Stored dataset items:
>>>>>
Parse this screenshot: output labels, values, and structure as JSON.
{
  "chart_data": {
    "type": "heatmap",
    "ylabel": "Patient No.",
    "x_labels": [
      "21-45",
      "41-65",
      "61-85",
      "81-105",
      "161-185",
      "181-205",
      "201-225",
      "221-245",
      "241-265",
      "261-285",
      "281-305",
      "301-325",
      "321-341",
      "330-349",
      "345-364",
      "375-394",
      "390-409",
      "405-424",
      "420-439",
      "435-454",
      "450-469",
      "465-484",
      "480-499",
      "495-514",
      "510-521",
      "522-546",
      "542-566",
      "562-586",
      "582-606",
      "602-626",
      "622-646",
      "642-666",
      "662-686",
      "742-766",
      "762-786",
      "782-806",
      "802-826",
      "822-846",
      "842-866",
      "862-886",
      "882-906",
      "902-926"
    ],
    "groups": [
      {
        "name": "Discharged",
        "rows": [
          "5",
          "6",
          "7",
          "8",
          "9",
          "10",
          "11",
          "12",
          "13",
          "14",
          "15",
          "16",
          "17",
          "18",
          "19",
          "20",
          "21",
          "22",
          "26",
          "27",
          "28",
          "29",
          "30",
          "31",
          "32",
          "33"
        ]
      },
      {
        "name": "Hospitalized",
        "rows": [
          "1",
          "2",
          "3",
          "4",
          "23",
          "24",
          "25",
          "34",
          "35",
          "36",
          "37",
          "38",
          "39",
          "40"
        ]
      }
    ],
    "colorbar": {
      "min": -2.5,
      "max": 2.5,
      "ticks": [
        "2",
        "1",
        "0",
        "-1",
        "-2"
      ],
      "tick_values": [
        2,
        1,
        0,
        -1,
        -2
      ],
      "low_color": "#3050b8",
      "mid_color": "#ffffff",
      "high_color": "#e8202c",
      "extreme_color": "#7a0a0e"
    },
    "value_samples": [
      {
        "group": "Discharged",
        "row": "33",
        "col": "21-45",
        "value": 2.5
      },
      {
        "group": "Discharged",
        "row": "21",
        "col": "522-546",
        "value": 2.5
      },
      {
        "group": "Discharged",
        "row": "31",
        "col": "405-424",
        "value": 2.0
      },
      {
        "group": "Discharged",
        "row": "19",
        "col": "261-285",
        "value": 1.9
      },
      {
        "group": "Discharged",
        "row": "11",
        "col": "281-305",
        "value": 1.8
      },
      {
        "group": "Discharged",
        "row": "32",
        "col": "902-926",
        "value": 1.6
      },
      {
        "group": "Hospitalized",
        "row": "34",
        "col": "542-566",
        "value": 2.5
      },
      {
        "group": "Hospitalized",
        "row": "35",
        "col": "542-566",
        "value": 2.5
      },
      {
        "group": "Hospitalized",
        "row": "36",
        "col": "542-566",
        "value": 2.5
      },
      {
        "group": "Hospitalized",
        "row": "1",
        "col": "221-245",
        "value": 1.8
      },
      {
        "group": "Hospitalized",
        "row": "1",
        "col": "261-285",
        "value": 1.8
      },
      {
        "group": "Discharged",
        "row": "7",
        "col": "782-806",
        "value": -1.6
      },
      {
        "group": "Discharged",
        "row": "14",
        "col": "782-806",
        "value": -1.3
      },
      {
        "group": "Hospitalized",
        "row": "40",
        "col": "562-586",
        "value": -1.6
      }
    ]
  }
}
<<<<<
SHORT EXERCISE:
All of the material above needs to be retyped word for word.

EXERCISE RESPONSE:
Parse this screenshot: output labels, values, and structure as JSON.
{
  "chart_data": {
    "type": "heatmap",
    "ylabel": "Patient No.",
    "x_labels": [
      "21-45",
      "41-65",
      "61-85",
      "81-105",
      "161-185",
      "181-205",
      "201-225",
      "221-245",
      "241-265",
      "261-285",
      "281-305",
      "301-325",
      "321-341",
      "330-349",
      "345-364",
      "375-394",
      "390-409",
      "405-424",
      "420-439",
      "435-454",
      "450-469",
      "465-484",
      "480-499",
      "495-514",
      "510-521",
      "522-546",
      "542-566",
      "562-586",
      "582-606",
      "602-626",
      "622-646",
      "642-666",
      "662-686",
      "742-766",
      "762-786",
      "782-806",
      "802-826",
      "822-846",
      "842-866",
      "862-886",
      "882-906",
      "902-926"
    ],
    "groups": [
      {
        "name": "Discharged",
        "rows": [
          "5",
          "6",
          "7",
          "8",
          "9",
          "10",
          "11",
          "12",
          "13",
          "14",
          "15",
          "16",
          "17",
          "18",
          "19",
          "20",
          "21",
          "22",
          "26",
          "27",
          "28",
          "29",
          "30",
          "31",
          "32",
          "33"
        ]
      },
      {
        "name": "Hospitalized",
        "rows": [
          "1",
          "2",
          "3",
          "4",
          "23",
          "24",
          "25",
          "34",
          "35",
          "36",
          "37",
          "38",
          "39",
          "40"
        ]
      }
    ],
    "colorbar": {
      "min": -2.5,
      "max": 2.5,
      "ticks": [
        "2",
        "1",
        "0",
        "-1",
        "-2"
      ],
      "tick_values": [
        2,
        1,
        0,
        -1,
        -2
      ],
      "low_color": "#3050b8",
      "mid_color": "#ffffff",
      "high_color": "#e8202c",
      "extreme_color": "#7a0a0e"
    },
    "value_samples": [
      {
        "group": "Discharged",
        "row": "33",
        "col": "21-45",
        "value": 2.5
      },
      {
        "group": "Discharged",
        "row": "21",
        "col": "522-546",
        "value": 2.5
      },
      {
        "group": "Discharged",
        "row": "31",
        "col": "405-424",
        "value": 2.0
      },
      {
        "group": "Discharged",
        "row": "19",
        "col": "261-285",
        "value": 1.9
      },
      {
        "group": "Discharged",
        "row": "11",
        "col": "281-305",
        "value": 1.8
      },
      {
        "group": "Discharged",
        "row": "32",
        "col": "902-926",
        "value": 1.6
      },
      {
        "group": "Hospitalized",
        "row": "34",
        "col": "542-566",
        "value": 2.5
      },
      {
        "group": "Hospitalized",
        "row": "35",
        "col": "542-566",
        "value": 2.5
      },
      {
        "group": "Hospitalized",
        "row": "36",
        "col": "542-566",
        "value": 2.5
      },
      {
        "group": "Hospitalized",
        "row": "1",
        "col": "221-245",
        "value": 1.8
      },
      {
        "group": "Hospitalized",
        "row": "1",
        "col": "261-285",
        "value": 1.8
      },
      {
        "group": "Discharged",
        "row": "7",
        "col": "782-806",
        "value": -1.6
      },
      {
        "group": "Discharged",
        "row": "14",
        "col": "782-806",
        "value": -1.3
      },
      {
        "group": "Hospitalized",
        "row": "40",
        "col": "562-586",
        "value": -1.6
      }
    ]
  }
}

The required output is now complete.